──────── Data for this task

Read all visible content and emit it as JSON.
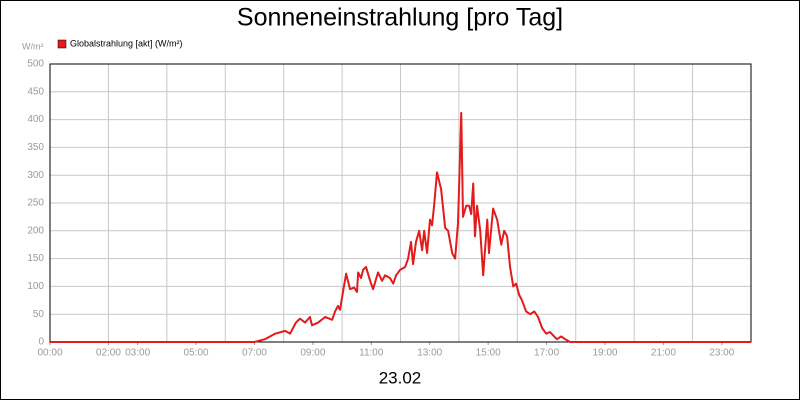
{
  "chart_data": {
    "type": "line",
    "title": "Sonneneinstrahlung [pro Tag]",
    "y_unit": "W/m²",
    "xlabel": "23.02",
    "xlim": [
      0,
      24
    ],
    "ylim": [
      0,
      500
    ],
    "yticks": [
      0,
      50,
      100,
      150,
      200,
      250,
      300,
      350,
      400,
      450,
      500
    ],
    "xticks": [
      {
        "value": 0,
        "label": "00:00"
      },
      {
        "value": 2,
        "label": "02:00"
      },
      {
        "value": 3,
        "label": "03:00"
      },
      {
        "value": 5,
        "label": "05:00"
      },
      {
        "value": 7,
        "label": "07:00"
      },
      {
        "value": 9,
        "label": "09:00"
      },
      {
        "value": 11,
        "label": "11:00"
      },
      {
        "value": 13,
        "label": "13:00"
      },
      {
        "value": 15,
        "label": "15:00"
      },
      {
        "value": 17,
        "label": "17:00"
      },
      {
        "value": 19,
        "label": "19:00"
      },
      {
        "value": 21,
        "label": "21:00"
      },
      {
        "value": 23,
        "label": "23:00"
      }
    ],
    "xgrid": [
      2,
      4,
      6,
      8,
      10,
      12,
      14,
      16,
      18,
      20,
      22
    ],
    "grid": true,
    "x": [
      0,
      7.0,
      7.36,
      7.71,
      8.05,
      8.22,
      8.42,
      8.56,
      8.73,
      8.9,
      8.97,
      9.18,
      9.42,
      9.66,
      9.76,
      9.86,
      9.93,
      10.03,
      10.14,
      10.27,
      10.41,
      10.51,
      10.55,
      10.65,
      10.72,
      10.82,
      10.96,
      11.06,
      11.23,
      11.37,
      11.47,
      11.64,
      11.75,
      11.85,
      11.99,
      12.16,
      12.26,
      12.36,
      12.43,
      12.53,
      12.64,
      12.74,
      12.81,
      12.91,
      13.01,
      13.08,
      13.15,
      13.25,
      13.39,
      13.53,
      13.63,
      13.77,
      13.87,
      13.97,
      14.08,
      14.14,
      14.25,
      14.35,
      14.42,
      14.49,
      14.55,
      14.62,
      14.73,
      14.83,
      14.97,
      15.03,
      15.17,
      15.31,
      15.45,
      15.55,
      15.65,
      15.75,
      15.86,
      15.96,
      16.06,
      16.16,
      16.3,
      16.44,
      16.58,
      16.71,
      16.85,
      16.99,
      17.12,
      17.26,
      17.36,
      17.5,
      17.64,
      17.81,
      24
    ],
    "series": [
      {
        "name": "Globalstrahlung [akt] (W/m²)",
        "color": "#e31b1b",
        "values": [
          0,
          0,
          5,
          15,
          20,
          15,
          35,
          42,
          35,
          45,
          30,
          35,
          45,
          40,
          55,
          65,
          58,
          90,
          123,
          95,
          98,
          90,
          125,
          115,
          130,
          135,
          110,
          95,
          125,
          110,
          120,
          115,
          105,
          120,
          130,
          135,
          150,
          180,
          140,
          180,
          200,
          165,
          200,
          160,
          220,
          210,
          245,
          305,
          275,
          205,
          200,
          160,
          150,
          215,
          412,
          225,
          245,
          245,
          230,
          285,
          190,
          245,
          200,
          120,
          220,
          160,
          240,
          220,
          175,
          200,
          190,
          135,
          100,
          105,
          85,
          75,
          55,
          50,
          55,
          45,
          25,
          15,
          18,
          10,
          5,
          10,
          5,
          0,
          0
        ]
      }
    ]
  }
}
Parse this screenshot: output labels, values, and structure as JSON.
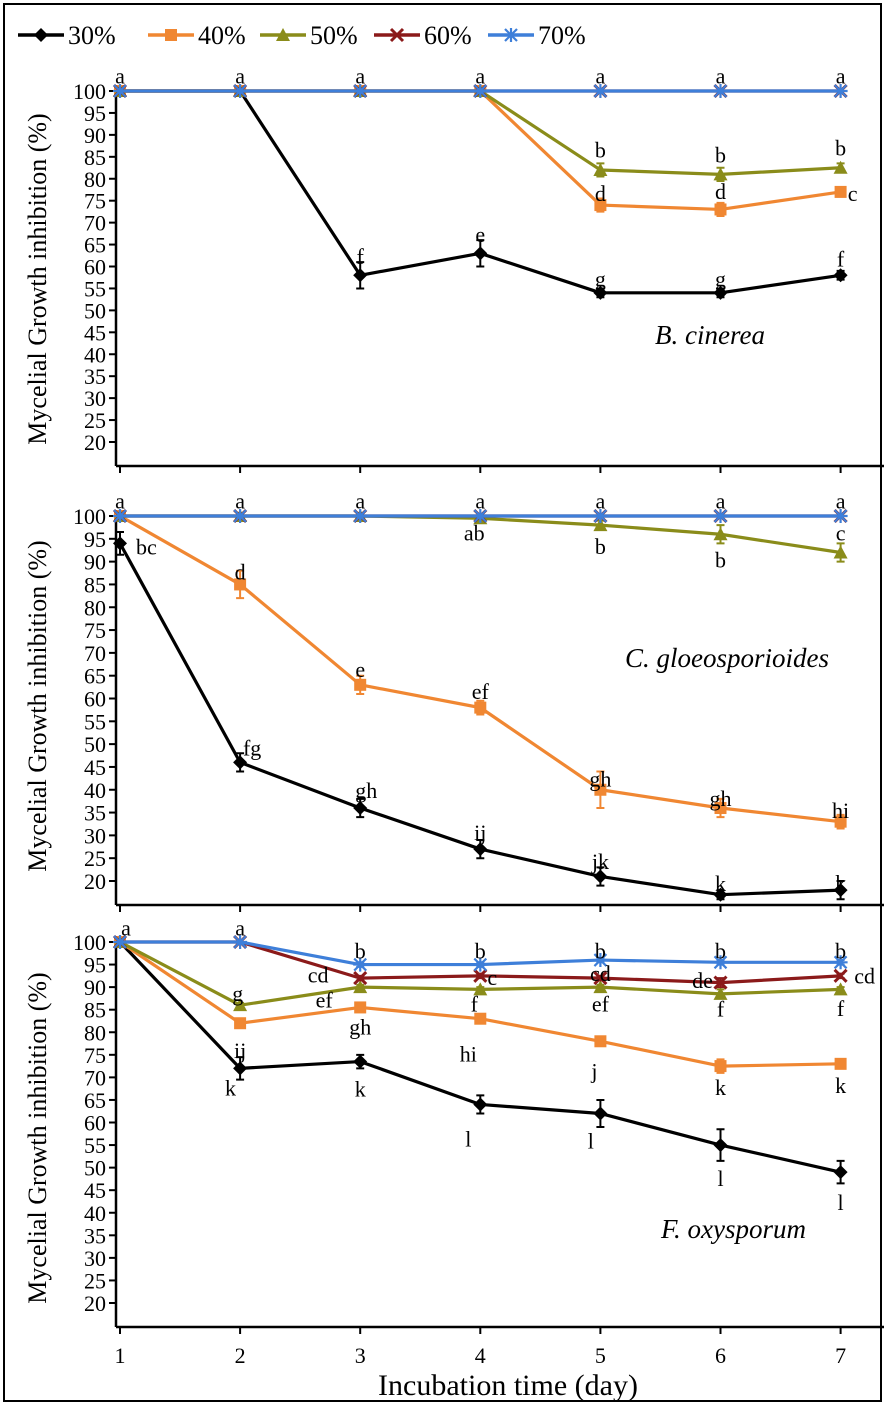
{
  "chart_data": {
    "type": "line",
    "xlabel": "Incubation time (day)",
    "x": [
      1,
      2,
      3,
      4,
      5,
      6,
      7
    ],
    "legend_position": "top",
    "legend": [
      {
        "name": "30%",
        "color": "#000000",
        "marker": "diamond"
      },
      {
        "name": "40%",
        "color": "#F08732",
        "marker": "square"
      },
      {
        "name": "50%",
        "color": "#8A8C1A",
        "marker": "triangle"
      },
      {
        "name": "60%",
        "color": "#8B1A1A",
        "marker": "x"
      },
      {
        "name": "70%",
        "color": "#3E7FD9",
        "marker": "asterisk"
      }
    ],
    "panels": [
      {
        "title": "B. cinerea",
        "ylabel": "Mycelial Growth inhibition (%)",
        "ylim": [
          15,
          100
        ],
        "yticks": [
          20,
          25,
          30,
          35,
          40,
          45,
          50,
          55,
          60,
          65,
          70,
          75,
          80,
          85,
          90,
          95,
          100
        ],
        "series": [
          {
            "name": "30%",
            "values": [
              100,
              100,
              58,
              63,
              54,
              54,
              58
            ],
            "errors": [
              0,
              0,
              3,
              3,
              1,
              1,
              1
            ]
          },
          {
            "name": "40%",
            "values": [
              100,
              100,
              100,
              100,
              74,
              73,
              77
            ],
            "errors": [
              0,
              0,
              0,
              0,
              1.5,
              1.5,
              1
            ]
          },
          {
            "name": "50%",
            "values": [
              100,
              100,
              100,
              100,
              82,
              81,
              82.5
            ],
            "errors": [
              0,
              0,
              0,
              0,
              1.5,
              1.5,
              1
            ]
          },
          {
            "name": "60%",
            "values": [
              100,
              100,
              100,
              100,
              100,
              100,
              100
            ],
            "errors": [
              0,
              0,
              0,
              0,
              0,
              0,
              0
            ]
          },
          {
            "name": "70%",
            "values": [
              100,
              100,
              100,
              100,
              100,
              100,
              100
            ],
            "errors": [
              0,
              0,
              0,
              0,
              0,
              0,
              0
            ]
          }
        ],
        "annotations": [
          {
            "text": "a",
            "x": 1,
            "y": 103.3
          },
          {
            "text": "a",
            "x": 2,
            "y": 103.3
          },
          {
            "text": "a",
            "x": 3,
            "y": 103.3
          },
          {
            "text": "a",
            "x": 4,
            "y": 103.3
          },
          {
            "text": "a",
            "x": 5,
            "y": 103.3
          },
          {
            "text": "a",
            "x": 6,
            "y": 103.3
          },
          {
            "text": "a",
            "x": 7,
            "y": 103.3
          },
          {
            "text": "f",
            "x": 3,
            "y": 62.2
          },
          {
            "text": "e",
            "x": 4,
            "y": 67.2
          },
          {
            "text": "g",
            "x": 5,
            "y": 57.0
          },
          {
            "text": "g",
            "x": 6,
            "y": 57.0
          },
          {
            "text": "f",
            "x": 7,
            "y": 61.6
          },
          {
            "text": "d",
            "x": 5,
            "y": 76.5
          },
          {
            "text": "d",
            "x": 6,
            "y": 77.0
          },
          {
            "text": "c",
            "x": 7.1,
            "y": 76.5
          },
          {
            "text": "b",
            "x": 5,
            "y": 86.4
          },
          {
            "text": "b",
            "x": 6,
            "y": 85.3
          },
          {
            "text": "b",
            "x": 7,
            "y": 86.9
          }
        ]
      },
      {
        "title": "C. gloeosporioides",
        "ylabel": "Mycelial Growth inhibition (%)",
        "ylim": [
          15,
          100
        ],
        "yticks": [
          20,
          25,
          30,
          35,
          40,
          45,
          50,
          55,
          60,
          65,
          70,
          75,
          80,
          85,
          90,
          95,
          100
        ],
        "series": [
          {
            "name": "30%",
            "values": [
              94,
              46,
              36,
              27,
              21,
              17,
              18
            ],
            "errors": [
              2.5,
              2,
              2,
              2,
              2,
              1,
              2
            ]
          },
          {
            "name": "40%",
            "values": [
              100,
              85,
              63,
              58,
              40,
              36,
              33
            ],
            "errors": [
              0,
              3,
              2,
              1.5,
              4,
              2,
              1.5
            ]
          },
          {
            "name": "50%",
            "values": [
              100,
              100,
              100,
              99.5,
              98,
              96,
              92
            ],
            "errors": [
              0,
              0,
              0,
              0.5,
              1,
              2,
              2
            ]
          },
          {
            "name": "60%",
            "values": [
              100,
              100,
              100,
              100,
              100,
              100,
              100
            ],
            "errors": [
              0,
              0,
              0,
              0,
              0,
              0,
              0
            ]
          },
          {
            "name": "70%",
            "values": [
              100,
              100,
              100,
              100,
              100,
              100,
              100
            ],
            "errors": [
              0,
              0,
              0,
              0,
              0,
              0,
              0
            ]
          }
        ],
        "annotations": [
          {
            "text": "a",
            "x": 1,
            "y": 103.2
          },
          {
            "text": "a",
            "x": 2,
            "y": 103.2
          },
          {
            "text": "a",
            "x": 3,
            "y": 103.2
          },
          {
            "text": "a",
            "x": 4,
            "y": 103.2
          },
          {
            "text": "a",
            "x": 5,
            "y": 103.2
          },
          {
            "text": "a",
            "x": 6,
            "y": 103.2
          },
          {
            "text": "a",
            "x": 7,
            "y": 103.2
          },
          {
            "text": "bc",
            "x": 1.22,
            "y": 93.1
          },
          {
            "text": "d",
            "x": 2,
            "y": 87.6
          },
          {
            "text": "e",
            "x": 3,
            "y": 66.3
          },
          {
            "text": "ef",
            "x": 4,
            "y": 61.4
          },
          {
            "text": "gh",
            "x": 5,
            "y": 42.2
          },
          {
            "text": "gh",
            "x": 6,
            "y": 38.0
          },
          {
            "text": "hi",
            "x": 7,
            "y": 35.3
          },
          {
            "text": "fg",
            "x": 2.1,
            "y": 49.0
          },
          {
            "text": "gh",
            "x": 3.05,
            "y": 39.7
          },
          {
            "text": "ij",
            "x": 4,
            "y": 30.5
          },
          {
            "text": "jk",
            "x": 5,
            "y": 24.2
          },
          {
            "text": "k",
            "x": 6,
            "y": 19.3
          },
          {
            "text": "k",
            "x": 7,
            "y": 19.5
          },
          {
            "text": "ab",
            "x": 3.95,
            "y": 96.2
          },
          {
            "text": "b",
            "x": 5,
            "y": 93.2
          },
          {
            "text": "b",
            "x": 6,
            "y": 90.3
          },
          {
            "text": "c",
            "x": 7,
            "y": 96.2
          }
        ]
      },
      {
        "title": "F. oxysporum",
        "ylabel": "Mycelial Growth inhibition (%)",
        "ylim": [
          15,
          100
        ],
        "yticks": [
          20,
          25,
          30,
          35,
          40,
          45,
          50,
          55,
          60,
          65,
          70,
          75,
          80,
          85,
          90,
          95,
          100
        ],
        "series": [
          {
            "name": "30%",
            "values": [
              100,
              72,
              73.5,
              64,
              62,
              55,
              49
            ],
            "errors": [
              0,
              2.5,
              1.5,
              2,
              3,
              3.5,
              2.5
            ]
          },
          {
            "name": "40%",
            "values": [
              100,
              82,
              85.5,
              83,
              78,
              72.5,
              73
            ],
            "errors": [
              0,
              1,
              0.5,
              1,
              0.5,
              1.5,
              0.5
            ]
          },
          {
            "name": "50%",
            "values": [
              100,
              86,
              90,
              89.5,
              90,
              88.5,
              89.5
            ],
            "errors": [
              0,
              0.5,
              0.5,
              0.5,
              0.5,
              1,
              0.5
            ]
          },
          {
            "name": "60%",
            "values": [
              100,
              100,
              92,
              92.5,
              92,
              91,
              92.5
            ],
            "errors": [
              0,
              0,
              0.5,
              0.5,
              0.5,
              1,
              0.5
            ]
          },
          {
            "name": "70%",
            "values": [
              100,
              100,
              95,
              95,
              96,
              95.5,
              95.5
            ],
            "errors": [
              0,
              0,
              0.5,
              0.5,
              0.5,
              0.5,
              0.5
            ]
          }
        ],
        "annotations": [
          {
            "text": "a",
            "x": 1.05,
            "y": 103.0
          },
          {
            "text": "a",
            "x": 2,
            "y": 103.0
          },
          {
            "text": "b",
            "x": 3,
            "y": 97.9
          },
          {
            "text": "b",
            "x": 4,
            "y": 97.9
          },
          {
            "text": "b",
            "x": 5,
            "y": 97.9
          },
          {
            "text": "b",
            "x": 6,
            "y": 97.9
          },
          {
            "text": "b",
            "x": 7,
            "y": 97.9
          },
          {
            "text": "cd",
            "x": 2.65,
            "y": 92.6
          },
          {
            "text": "c",
            "x": 4.1,
            "y": 92.0
          },
          {
            "text": "cd",
            "x": 5,
            "y": 92.9
          },
          {
            "text": "de",
            "x": 5.85,
            "y": 91.4
          },
          {
            "text": "cd",
            "x": 7.2,
            "y": 92.3
          },
          {
            "text": "g",
            "x": 1.98,
            "y": 88.5
          },
          {
            "text": "ef",
            "x": 2.7,
            "y": 87.0
          },
          {
            "text": "f",
            "x": 3.95,
            "y": 86.1
          },
          {
            "text": "ef",
            "x": 5,
            "y": 86.1
          },
          {
            "text": "f",
            "x": 6,
            "y": 85.0
          },
          {
            "text": "f",
            "x": 7,
            "y": 85.2
          },
          {
            "text": "ij",
            "x": 2,
            "y": 75.9
          },
          {
            "text": "gh",
            "x": 3,
            "y": 81.0
          },
          {
            "text": "hi",
            "x": 3.9,
            "y": 75.1
          },
          {
            "text": "j",
            "x": 4.95,
            "y": 71.3
          },
          {
            "text": "k",
            "x": 6,
            "y": 67.7
          },
          {
            "text": "k",
            "x": 7,
            "y": 68.1
          },
          {
            "text": "k",
            "x": 1.92,
            "y": 67.5
          },
          {
            "text": "k",
            "x": 3,
            "y": 67.3
          },
          {
            "text": "l",
            "x": 3.9,
            "y": 56.2
          },
          {
            "text": "l",
            "x": 4.92,
            "y": 55.8
          },
          {
            "text": "l",
            "x": 6,
            "y": 47.5
          },
          {
            "text": "l",
            "x": 7,
            "y": 42.2
          }
        ]
      }
    ]
  }
}
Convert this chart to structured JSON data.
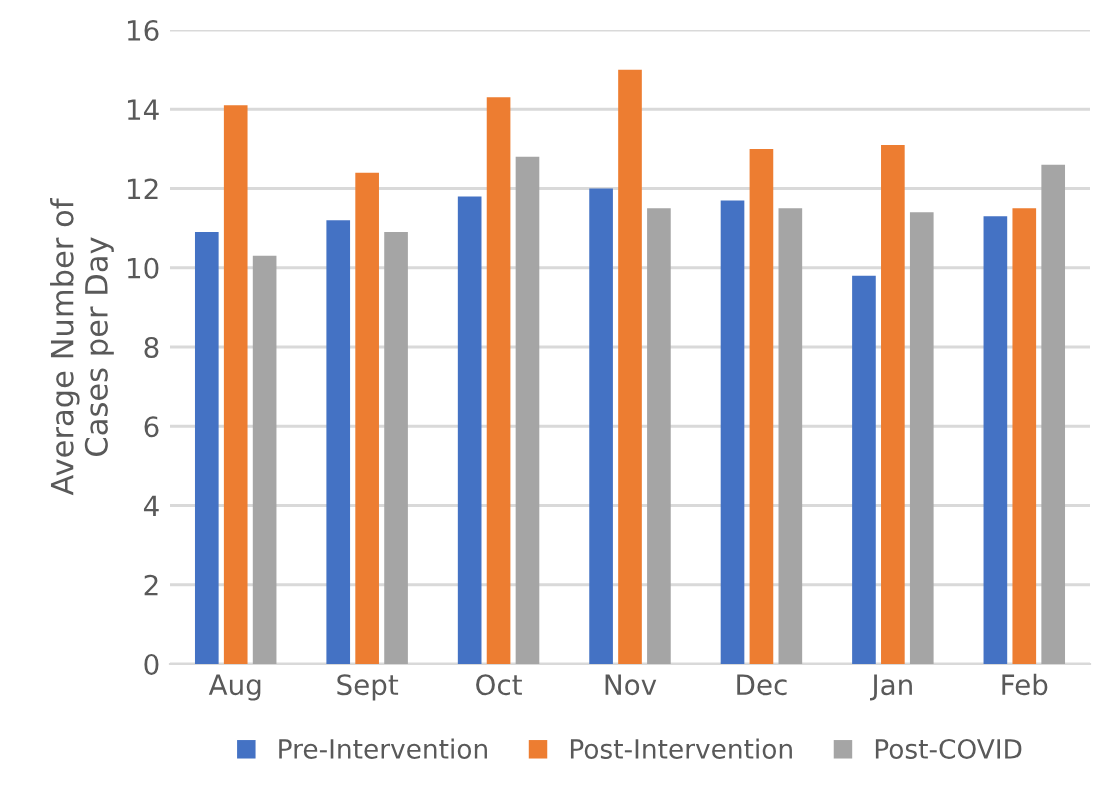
{
  "chart_data": {
    "type": "bar",
    "ylabel": "Average Number of\nCases per Day",
    "categories": [
      "Aug",
      "Sept",
      "Oct",
      "Nov",
      "Dec",
      "Jan",
      "Feb"
    ],
    "series": [
      {
        "name": "Pre-Intervention",
        "color": "#4472c4",
        "values": [
          10.9,
          11.2,
          11.8,
          12.0,
          11.7,
          9.8,
          11.3
        ]
      },
      {
        "name": "Post-Intervention",
        "color": "#ed7d31",
        "values": [
          14.1,
          12.4,
          14.3,
          15.0,
          13.0,
          13.1,
          11.5
        ]
      },
      {
        "name": "Post-COVID",
        "color": "#a5a5a5",
        "values": [
          10.3,
          10.9,
          12.8,
          11.5,
          11.5,
          11.4,
          12.6
        ]
      }
    ],
    "ylim": [
      0,
      16
    ],
    "yticks": [
      0,
      2,
      4,
      6,
      8,
      10,
      12,
      14,
      16
    ],
    "grid": "y",
    "legend": "bottom"
  }
}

────────────────

Report the number of lines of the listing above that hold the string "JSON", with no other text.

* [Full answer]: 3